--- Begin ---
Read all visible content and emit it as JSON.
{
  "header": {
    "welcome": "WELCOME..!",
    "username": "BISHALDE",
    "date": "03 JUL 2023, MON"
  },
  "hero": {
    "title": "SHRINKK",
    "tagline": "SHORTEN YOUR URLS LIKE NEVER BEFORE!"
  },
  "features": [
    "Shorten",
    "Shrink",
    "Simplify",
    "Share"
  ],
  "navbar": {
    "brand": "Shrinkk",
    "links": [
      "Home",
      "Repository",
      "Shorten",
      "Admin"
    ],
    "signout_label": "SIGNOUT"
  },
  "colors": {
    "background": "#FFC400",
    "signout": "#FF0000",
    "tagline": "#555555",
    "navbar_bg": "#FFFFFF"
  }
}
--- End ---
WHAT THE EXERCISE ASKS:
Your answer should be a single number: the count of lines in the data that include the word "tagline".

RESULT:
2